Exercise objective
Reproduce every row below verbatim, with no changes to wording, spacing, or order.

Data to use
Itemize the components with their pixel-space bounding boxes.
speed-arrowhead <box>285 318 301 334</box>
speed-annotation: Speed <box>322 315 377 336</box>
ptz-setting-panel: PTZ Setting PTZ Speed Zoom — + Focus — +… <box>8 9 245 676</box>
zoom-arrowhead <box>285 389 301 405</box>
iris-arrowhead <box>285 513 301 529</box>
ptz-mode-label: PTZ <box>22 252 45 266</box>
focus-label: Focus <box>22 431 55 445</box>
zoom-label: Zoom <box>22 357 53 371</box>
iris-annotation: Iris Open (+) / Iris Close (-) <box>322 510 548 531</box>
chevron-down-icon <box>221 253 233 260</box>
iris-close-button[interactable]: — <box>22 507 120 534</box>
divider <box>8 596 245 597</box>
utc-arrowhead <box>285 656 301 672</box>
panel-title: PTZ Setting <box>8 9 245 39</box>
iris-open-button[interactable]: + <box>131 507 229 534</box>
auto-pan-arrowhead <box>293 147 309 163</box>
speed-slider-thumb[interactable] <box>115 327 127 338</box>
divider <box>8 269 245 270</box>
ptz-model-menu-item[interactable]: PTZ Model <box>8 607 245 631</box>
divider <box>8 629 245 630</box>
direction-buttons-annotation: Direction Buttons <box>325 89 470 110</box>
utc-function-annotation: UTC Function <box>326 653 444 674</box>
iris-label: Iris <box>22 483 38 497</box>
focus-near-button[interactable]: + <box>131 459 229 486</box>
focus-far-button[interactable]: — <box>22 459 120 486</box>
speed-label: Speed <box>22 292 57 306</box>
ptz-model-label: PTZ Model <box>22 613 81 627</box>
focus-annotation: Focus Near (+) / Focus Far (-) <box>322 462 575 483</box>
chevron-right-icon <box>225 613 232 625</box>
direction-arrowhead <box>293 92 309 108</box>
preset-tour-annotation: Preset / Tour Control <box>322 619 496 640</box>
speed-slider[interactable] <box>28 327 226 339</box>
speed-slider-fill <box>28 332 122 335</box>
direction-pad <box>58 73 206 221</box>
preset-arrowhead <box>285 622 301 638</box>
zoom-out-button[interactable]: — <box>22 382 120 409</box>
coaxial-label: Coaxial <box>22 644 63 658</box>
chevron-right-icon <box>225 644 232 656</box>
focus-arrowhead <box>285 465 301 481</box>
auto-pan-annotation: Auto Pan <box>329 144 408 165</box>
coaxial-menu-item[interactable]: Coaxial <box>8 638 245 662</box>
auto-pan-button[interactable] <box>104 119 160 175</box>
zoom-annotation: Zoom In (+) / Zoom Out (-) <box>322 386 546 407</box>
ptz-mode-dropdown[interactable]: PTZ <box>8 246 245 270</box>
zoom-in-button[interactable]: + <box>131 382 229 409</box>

The result
Itemize the components with their pixel-space bounding boxes.
speed-arrowhead <box>285 318 301 334</box>
speed-annotation: Speed <box>322 315 377 336</box>
ptz-setting-panel: PTZ Setting PTZ Speed Zoom — + Focus — +… <box>8 9 245 676</box>
zoom-arrowhead <box>285 389 301 405</box>
iris-arrowhead <box>285 513 301 529</box>
ptz-mode-label: PTZ <box>22 252 45 266</box>
focus-label: Focus <box>22 431 55 445</box>
zoom-label: Zoom <box>22 357 53 371</box>
iris-annotation: Iris Open (+) / Iris Close (-) <box>322 510 548 531</box>
chevron-down-icon <box>221 253 233 260</box>
iris-close-button[interactable]: — <box>22 507 120 534</box>
divider <box>8 596 245 597</box>
utc-arrowhead <box>285 656 301 672</box>
panel-title: PTZ Setting <box>8 9 245 39</box>
iris-open-button[interactable]: + <box>131 507 229 534</box>
auto-pan-arrowhead <box>293 147 309 163</box>
speed-slider-thumb[interactable] <box>115 327 127 338</box>
divider <box>8 269 245 270</box>
ptz-model-menu-item[interactable]: PTZ Model <box>8 607 245 631</box>
divider <box>8 629 245 630</box>
direction-buttons-annotation: Direction Buttons <box>325 89 470 110</box>
utc-function-annotation: UTC Function <box>326 653 444 674</box>
iris-label: Iris <box>22 483 38 497</box>
focus-near-button[interactable]: + <box>131 459 229 486</box>
focus-far-button[interactable]: — <box>22 459 120 486</box>
speed-label: Speed <box>22 292 57 306</box>
ptz-model-label: PTZ Model <box>22 613 81 627</box>
focus-annotation: Focus Near (+) / Focus Far (-) <box>322 462 575 483</box>
chevron-right-icon <box>225 613 232 625</box>
direction-arrowhead <box>293 92 309 108</box>
preset-tour-annotation: Preset / Tour Control <box>322 619 496 640</box>
speed-slider[interactable] <box>28 327 226 339</box>
speed-slider-fill <box>28 332 122 335</box>
direction-pad <box>58 73 206 221</box>
preset-arrowhead <box>285 622 301 638</box>
zoom-out-button[interactable]: — <box>22 382 120 409</box>
coaxial-label: Coaxial <box>22 644 63 658</box>
chevron-right-icon <box>225 644 232 656</box>
focus-arrowhead <box>285 465 301 481</box>
auto-pan-annotation: Auto Pan <box>329 144 408 165</box>
coaxial-menu-item[interactable]: Coaxial <box>8 638 245 662</box>
auto-pan-button[interactable] <box>104 119 160 175</box>
zoom-annotation: Zoom In (+) / Zoom Out (-) <box>322 386 546 407</box>
ptz-mode-dropdown[interactable]: PTZ <box>8 246 245 270</box>
zoom-in-button[interactable]: + <box>131 382 229 409</box>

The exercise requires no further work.